## Short problem
Output the entries word for word. Omit images.

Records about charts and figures
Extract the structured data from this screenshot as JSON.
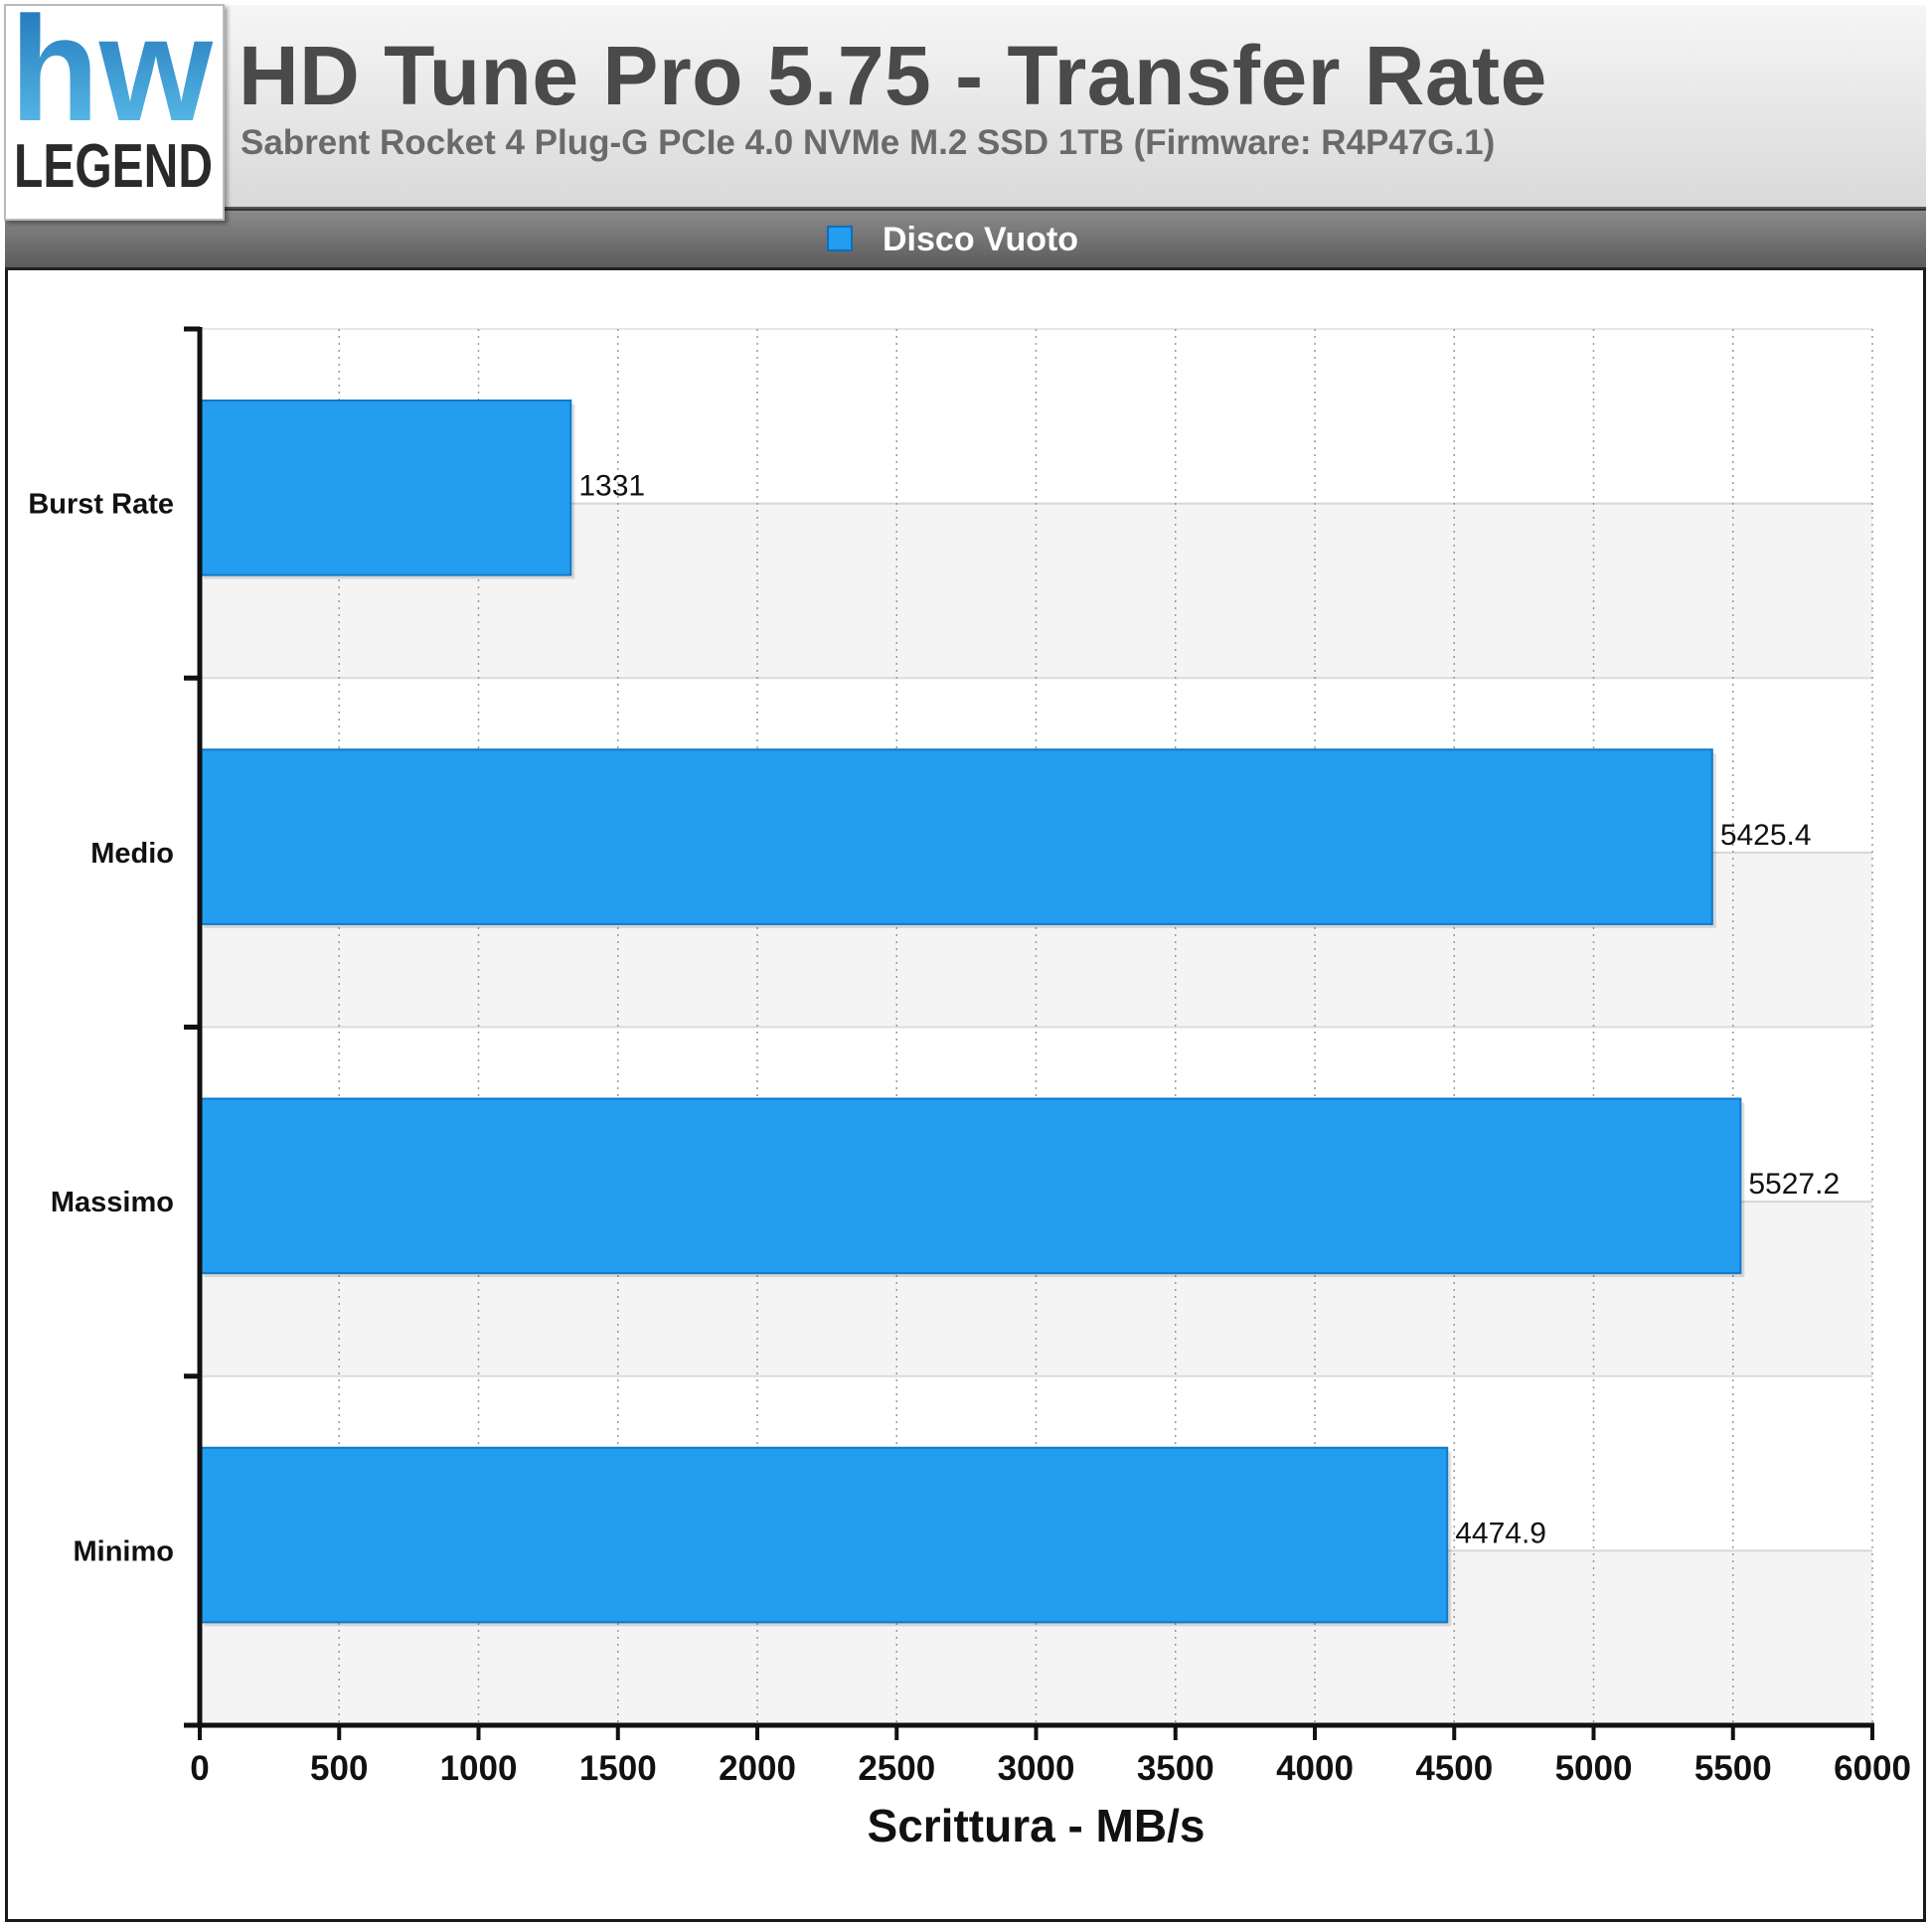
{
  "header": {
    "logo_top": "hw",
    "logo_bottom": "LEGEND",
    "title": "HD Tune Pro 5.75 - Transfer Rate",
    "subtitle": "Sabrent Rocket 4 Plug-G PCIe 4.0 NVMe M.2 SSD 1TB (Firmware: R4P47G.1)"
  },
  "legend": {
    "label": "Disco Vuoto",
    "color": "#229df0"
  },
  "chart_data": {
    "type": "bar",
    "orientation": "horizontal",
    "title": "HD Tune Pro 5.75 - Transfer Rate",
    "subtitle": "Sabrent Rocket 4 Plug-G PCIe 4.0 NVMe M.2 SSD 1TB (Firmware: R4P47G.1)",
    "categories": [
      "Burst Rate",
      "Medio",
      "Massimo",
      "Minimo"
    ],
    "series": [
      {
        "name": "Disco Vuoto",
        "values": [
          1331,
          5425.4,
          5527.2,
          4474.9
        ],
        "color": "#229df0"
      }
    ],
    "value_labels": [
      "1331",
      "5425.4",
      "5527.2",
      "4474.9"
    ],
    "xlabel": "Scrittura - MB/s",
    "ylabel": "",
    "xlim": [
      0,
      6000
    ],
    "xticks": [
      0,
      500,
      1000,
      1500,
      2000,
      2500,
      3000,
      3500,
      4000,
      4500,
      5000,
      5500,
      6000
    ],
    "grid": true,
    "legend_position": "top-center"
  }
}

## In response
Extract the structured data from this screenshot as JSON.
{
  "header": {
    "logo_top": "hw",
    "logo_bottom": "LEGEND",
    "title": "HD Tune Pro 5.75 - Transfer Rate",
    "subtitle": "Sabrent Rocket 4 Plug-G PCIe 4.0 NVMe M.2 SSD 1TB (Firmware: R4P47G.1)"
  },
  "legend": {
    "label": "Disco Vuoto",
    "color": "#229df0"
  },
  "chart_data": {
    "type": "bar",
    "orientation": "horizontal",
    "title": "HD Tune Pro 5.75 - Transfer Rate",
    "subtitle": "Sabrent Rocket 4 Plug-G PCIe 4.0 NVMe M.2 SSD 1TB (Firmware: R4P47G.1)",
    "categories": [
      "Burst Rate",
      "Medio",
      "Massimo",
      "Minimo"
    ],
    "series": [
      {
        "name": "Disco Vuoto",
        "values": [
          1331,
          5425.4,
          5527.2,
          4474.9
        ],
        "color": "#229df0"
      }
    ],
    "value_labels": [
      "1331",
      "5425.4",
      "5527.2",
      "4474.9"
    ],
    "xlabel": "Scrittura - MB/s",
    "ylabel": "",
    "xlim": [
      0,
      6000
    ],
    "xticks": [
      0,
      500,
      1000,
      1500,
      2000,
      2500,
      3000,
      3500,
      4000,
      4500,
      5000,
      5500,
      6000
    ],
    "grid": true,
    "legend_position": "top-center"
  }
}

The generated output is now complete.